***** DATA TO USE *****
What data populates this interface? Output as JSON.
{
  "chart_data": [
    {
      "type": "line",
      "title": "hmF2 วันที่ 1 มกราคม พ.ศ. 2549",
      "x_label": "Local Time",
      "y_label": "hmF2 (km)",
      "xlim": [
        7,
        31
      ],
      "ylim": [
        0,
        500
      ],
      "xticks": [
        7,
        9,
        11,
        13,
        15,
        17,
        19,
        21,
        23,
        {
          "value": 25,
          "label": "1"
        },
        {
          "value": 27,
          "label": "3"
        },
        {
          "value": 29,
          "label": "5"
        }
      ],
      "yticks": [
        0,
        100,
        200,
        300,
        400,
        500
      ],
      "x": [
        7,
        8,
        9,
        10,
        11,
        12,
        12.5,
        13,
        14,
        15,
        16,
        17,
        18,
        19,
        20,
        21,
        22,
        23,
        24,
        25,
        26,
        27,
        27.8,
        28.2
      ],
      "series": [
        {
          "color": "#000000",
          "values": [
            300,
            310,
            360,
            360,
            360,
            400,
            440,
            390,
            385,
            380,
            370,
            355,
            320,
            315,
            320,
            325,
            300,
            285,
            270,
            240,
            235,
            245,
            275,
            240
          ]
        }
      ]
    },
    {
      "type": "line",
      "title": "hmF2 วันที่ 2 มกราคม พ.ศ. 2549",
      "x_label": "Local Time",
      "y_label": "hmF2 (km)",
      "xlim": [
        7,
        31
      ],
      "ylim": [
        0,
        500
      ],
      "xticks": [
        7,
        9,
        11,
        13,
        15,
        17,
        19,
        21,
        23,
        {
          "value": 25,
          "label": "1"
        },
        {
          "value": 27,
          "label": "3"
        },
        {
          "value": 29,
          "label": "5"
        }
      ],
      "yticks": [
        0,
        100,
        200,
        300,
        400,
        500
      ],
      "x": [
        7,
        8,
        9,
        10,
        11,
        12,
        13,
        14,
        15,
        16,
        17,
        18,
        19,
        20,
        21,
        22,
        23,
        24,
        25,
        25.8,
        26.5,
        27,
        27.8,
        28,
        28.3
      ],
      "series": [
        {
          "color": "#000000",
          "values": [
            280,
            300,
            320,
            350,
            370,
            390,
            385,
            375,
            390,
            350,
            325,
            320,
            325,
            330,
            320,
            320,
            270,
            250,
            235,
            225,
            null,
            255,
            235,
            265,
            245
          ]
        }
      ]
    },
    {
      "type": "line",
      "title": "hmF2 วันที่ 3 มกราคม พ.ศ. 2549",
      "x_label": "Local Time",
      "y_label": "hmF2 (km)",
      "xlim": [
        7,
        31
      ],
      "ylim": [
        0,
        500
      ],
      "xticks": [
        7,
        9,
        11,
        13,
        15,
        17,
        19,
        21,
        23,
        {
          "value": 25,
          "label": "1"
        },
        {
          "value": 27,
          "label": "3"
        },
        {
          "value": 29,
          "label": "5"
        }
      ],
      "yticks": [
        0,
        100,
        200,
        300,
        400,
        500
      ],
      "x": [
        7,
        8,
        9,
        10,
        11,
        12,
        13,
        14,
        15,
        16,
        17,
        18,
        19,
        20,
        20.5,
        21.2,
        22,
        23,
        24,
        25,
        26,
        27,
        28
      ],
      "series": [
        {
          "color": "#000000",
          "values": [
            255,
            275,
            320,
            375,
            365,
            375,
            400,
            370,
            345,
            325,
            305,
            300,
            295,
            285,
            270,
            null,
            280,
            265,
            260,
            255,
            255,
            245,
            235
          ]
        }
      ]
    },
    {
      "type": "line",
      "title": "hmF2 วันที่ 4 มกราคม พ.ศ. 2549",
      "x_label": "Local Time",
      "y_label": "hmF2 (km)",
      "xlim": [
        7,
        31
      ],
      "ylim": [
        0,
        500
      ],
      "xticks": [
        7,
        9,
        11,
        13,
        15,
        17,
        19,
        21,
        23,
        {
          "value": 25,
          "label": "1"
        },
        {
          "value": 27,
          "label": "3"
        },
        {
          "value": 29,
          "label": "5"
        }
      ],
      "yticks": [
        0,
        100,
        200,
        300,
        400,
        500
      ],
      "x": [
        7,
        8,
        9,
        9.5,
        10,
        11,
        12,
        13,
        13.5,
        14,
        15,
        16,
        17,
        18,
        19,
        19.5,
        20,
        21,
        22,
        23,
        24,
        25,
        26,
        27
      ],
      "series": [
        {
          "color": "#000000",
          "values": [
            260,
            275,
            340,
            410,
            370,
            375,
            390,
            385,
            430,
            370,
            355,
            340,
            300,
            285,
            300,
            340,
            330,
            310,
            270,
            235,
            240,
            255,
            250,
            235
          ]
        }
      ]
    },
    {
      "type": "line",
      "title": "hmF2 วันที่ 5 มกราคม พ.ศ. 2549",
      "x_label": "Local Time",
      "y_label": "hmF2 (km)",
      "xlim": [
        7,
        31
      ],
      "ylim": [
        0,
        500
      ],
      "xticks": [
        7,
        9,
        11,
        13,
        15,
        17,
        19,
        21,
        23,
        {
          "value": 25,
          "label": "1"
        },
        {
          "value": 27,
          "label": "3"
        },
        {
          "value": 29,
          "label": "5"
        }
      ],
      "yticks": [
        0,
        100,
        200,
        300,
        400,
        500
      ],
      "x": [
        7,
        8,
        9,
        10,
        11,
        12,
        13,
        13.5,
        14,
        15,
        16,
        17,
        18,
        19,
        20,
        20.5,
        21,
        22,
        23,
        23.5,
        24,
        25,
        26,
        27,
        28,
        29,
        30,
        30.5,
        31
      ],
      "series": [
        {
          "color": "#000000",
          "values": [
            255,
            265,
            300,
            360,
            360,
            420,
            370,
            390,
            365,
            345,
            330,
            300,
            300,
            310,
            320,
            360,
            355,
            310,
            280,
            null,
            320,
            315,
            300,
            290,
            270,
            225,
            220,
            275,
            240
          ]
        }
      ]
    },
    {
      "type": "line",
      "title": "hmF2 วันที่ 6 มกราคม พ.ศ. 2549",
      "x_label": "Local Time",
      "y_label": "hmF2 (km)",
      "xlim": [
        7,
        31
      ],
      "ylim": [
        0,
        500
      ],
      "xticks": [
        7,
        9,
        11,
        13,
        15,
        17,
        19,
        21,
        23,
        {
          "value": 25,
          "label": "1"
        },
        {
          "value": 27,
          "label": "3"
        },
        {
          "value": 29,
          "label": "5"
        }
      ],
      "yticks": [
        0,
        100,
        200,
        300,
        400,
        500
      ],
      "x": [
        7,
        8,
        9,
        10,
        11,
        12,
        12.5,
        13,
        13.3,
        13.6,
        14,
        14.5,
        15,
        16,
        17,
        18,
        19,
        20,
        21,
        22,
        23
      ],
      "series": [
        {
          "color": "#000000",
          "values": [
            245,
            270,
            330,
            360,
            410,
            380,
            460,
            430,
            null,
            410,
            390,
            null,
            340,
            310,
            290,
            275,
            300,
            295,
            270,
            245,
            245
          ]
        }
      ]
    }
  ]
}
*****
JOB:
Print the whole listing again, exactly.

SOLUTION FOR THIS EXERCISE:
What data populates this interface? Output as JSON.
{
  "chart_data": [
    {
      "type": "line",
      "title": "hmF2 วันที่ 1 มกราคม พ.ศ. 2549",
      "x_label": "Local Time",
      "y_label": "hmF2 (km)",
      "xlim": [
        7,
        31
      ],
      "ylim": [
        0,
        500
      ],
      "xticks": [
        7,
        9,
        11,
        13,
        15,
        17,
        19,
        21,
        23,
        {
          "value": 25,
          "label": "1"
        },
        {
          "value": 27,
          "label": "3"
        },
        {
          "value": 29,
          "label": "5"
        }
      ],
      "yticks": [
        0,
        100,
        200,
        300,
        400,
        500
      ],
      "x": [
        7,
        8,
        9,
        10,
        11,
        12,
        12.5,
        13,
        14,
        15,
        16,
        17,
        18,
        19,
        20,
        21,
        22,
        23,
        24,
        25,
        26,
        27,
        27.8,
        28.2
      ],
      "series": [
        {
          "color": "#000000",
          "values": [
            300,
            310,
            360,
            360,
            360,
            400,
            440,
            390,
            385,
            380,
            370,
            355,
            320,
            315,
            320,
            325,
            300,
            285,
            270,
            240,
            235,
            245,
            275,
            240
          ]
        }
      ]
    },
    {
      "type": "line",
      "title": "hmF2 วันที่ 2 มกราคม พ.ศ. 2549",
      "x_label": "Local Time",
      "y_label": "hmF2 (km)",
      "xlim": [
        7,
        31
      ],
      "ylim": [
        0,
        500
      ],
      "xticks": [
        7,
        9,
        11,
        13,
        15,
        17,
        19,
        21,
        23,
        {
          "value": 25,
          "label": "1"
        },
        {
          "value": 27,
          "label": "3"
        },
        {
          "value": 29,
          "label": "5"
        }
      ],
      "yticks": [
        0,
        100,
        200,
        300,
        400,
        500
      ],
      "x": [
        7,
        8,
        9,
        10,
        11,
        12,
        13,
        14,
        15,
        16,
        17,
        18,
        19,
        20,
        21,
        22,
        23,
        24,
        25,
        25.8,
        26.5,
        27,
        27.8,
        28,
        28.3
      ],
      "series": [
        {
          "color": "#000000",
          "values": [
            280,
            300,
            320,
            350,
            370,
            390,
            385,
            375,
            390,
            350,
            325,
            320,
            325,
            330,
            320,
            320,
            270,
            250,
            235,
            225,
            null,
            255,
            235,
            265,
            245
          ]
        }
      ]
    },
    {
      "type": "line",
      "title": "hmF2 วันที่ 3 มกราคม พ.ศ. 2549",
      "x_label": "Local Time",
      "y_label": "hmF2 (km)",
      "xlim": [
        7,
        31
      ],
      "ylim": [
        0,
        500
      ],
      "xticks": [
        7,
        9,
        11,
        13,
        15,
        17,
        19,
        21,
        23,
        {
          "value": 25,
          "label": "1"
        },
        {
          "value": 27,
          "label": "3"
        },
        {
          "value": 29,
          "label": "5"
        }
      ],
      "yticks": [
        0,
        100,
        200,
        300,
        400,
        500
      ],
      "x": [
        7,
        8,
        9,
        10,
        11,
        12,
        13,
        14,
        15,
        16,
        17,
        18,
        19,
        20,
        20.5,
        21.2,
        22,
        23,
        24,
        25,
        26,
        27,
        28
      ],
      "series": [
        {
          "color": "#000000",
          "values": [
            255,
            275,
            320,
            375,
            365,
            375,
            400,
            370,
            345,
            325,
            305,
            300,
            295,
            285,
            270,
            null,
            280,
            265,
            260,
            255,
            255,
            245,
            235
          ]
        }
      ]
    },
    {
      "type": "line",
      "title": "hmF2 วันที่ 4 มกราคม พ.ศ. 2549",
      "x_label": "Local Time",
      "y_label": "hmF2 (km)",
      "xlim": [
        7,
        31
      ],
      "ylim": [
        0,
        500
      ],
      "xticks": [
        7,
        9,
        11,
        13,
        15,
        17,
        19,
        21,
        23,
        {
          "value": 25,
          "label": "1"
        },
        {
          "value": 27,
          "label": "3"
        },
        {
          "value": 29,
          "label": "5"
        }
      ],
      "yticks": [
        0,
        100,
        200,
        300,
        400,
        500
      ],
      "x": [
        7,
        8,
        9,
        9.5,
        10,
        11,
        12,
        13,
        13.5,
        14,
        15,
        16,
        17,
        18,
        19,
        19.5,
        20,
        21,
        22,
        23,
        24,
        25,
        26,
        27
      ],
      "series": [
        {
          "color": "#000000",
          "values": [
            260,
            275,
            340,
            410,
            370,
            375,
            390,
            385,
            430,
            370,
            355,
            340,
            300,
            285,
            300,
            340,
            330,
            310,
            270,
            235,
            240,
            255,
            250,
            235
          ]
        }
      ]
    },
    {
      "type": "line",
      "title": "hmF2 วันที่ 5 มกราคม พ.ศ. 2549",
      "x_label": "Local Time",
      "y_label": "hmF2 (km)",
      "xlim": [
        7,
        31
      ],
      "ylim": [
        0,
        500
      ],
      "xticks": [
        7,
        9,
        11,
        13,
        15,
        17,
        19,
        21,
        23,
        {
          "value": 25,
          "label": "1"
        },
        {
          "value": 27,
          "label": "3"
        },
        {
          "value": 29,
          "label": "5"
        }
      ],
      "yticks": [
        0,
        100,
        200,
        300,
        400,
        500
      ],
      "x": [
        7,
        8,
        9,
        10,
        11,
        12,
        13,
        13.5,
        14,
        15,
        16,
        17,
        18,
        19,
        20,
        20.5,
        21,
        22,
        23,
        23.5,
        24,
        25,
        26,
        27,
        28,
        29,
        30,
        30.5,
        31
      ],
      "series": [
        {
          "color": "#000000",
          "values": [
            255,
            265,
            300,
            360,
            360,
            420,
            370,
            390,
            365,
            345,
            330,
            300,
            300,
            310,
            320,
            360,
            355,
            310,
            280,
            null,
            320,
            315,
            300,
            290,
            270,
            225,
            220,
            275,
            240
          ]
        }
      ]
    },
    {
      "type": "line",
      "title": "hmF2 วันที่ 6 มกราคม พ.ศ. 2549",
      "x_label": "Local Time",
      "y_label": "hmF2 (km)",
      "xlim": [
        7,
        31
      ],
      "ylim": [
        0,
        500
      ],
      "xticks": [
        7,
        9,
        11,
        13,
        15,
        17,
        19,
        21,
        23,
        {
          "value": 25,
          "label": "1"
        },
        {
          "value": 27,
          "label": "3"
        },
        {
          "value": 29,
          "label": "5"
        }
      ],
      "yticks": [
        0,
        100,
        200,
        300,
        400,
        500
      ],
      "x": [
        7,
        8,
        9,
        10,
        11,
        12,
        12.5,
        13,
        13.3,
        13.6,
        14,
        14.5,
        15,
        16,
        17,
        18,
        19,
        20,
        21,
        22,
        23
      ],
      "series": [
        {
          "color": "#000000",
          "values": [
            245,
            270,
            330,
            360,
            410,
            380,
            460,
            430,
            null,
            410,
            390,
            null,
            340,
            310,
            290,
            275,
            300,
            295,
            270,
            245,
            245
          ]
        }
      ]
    }
  ]
}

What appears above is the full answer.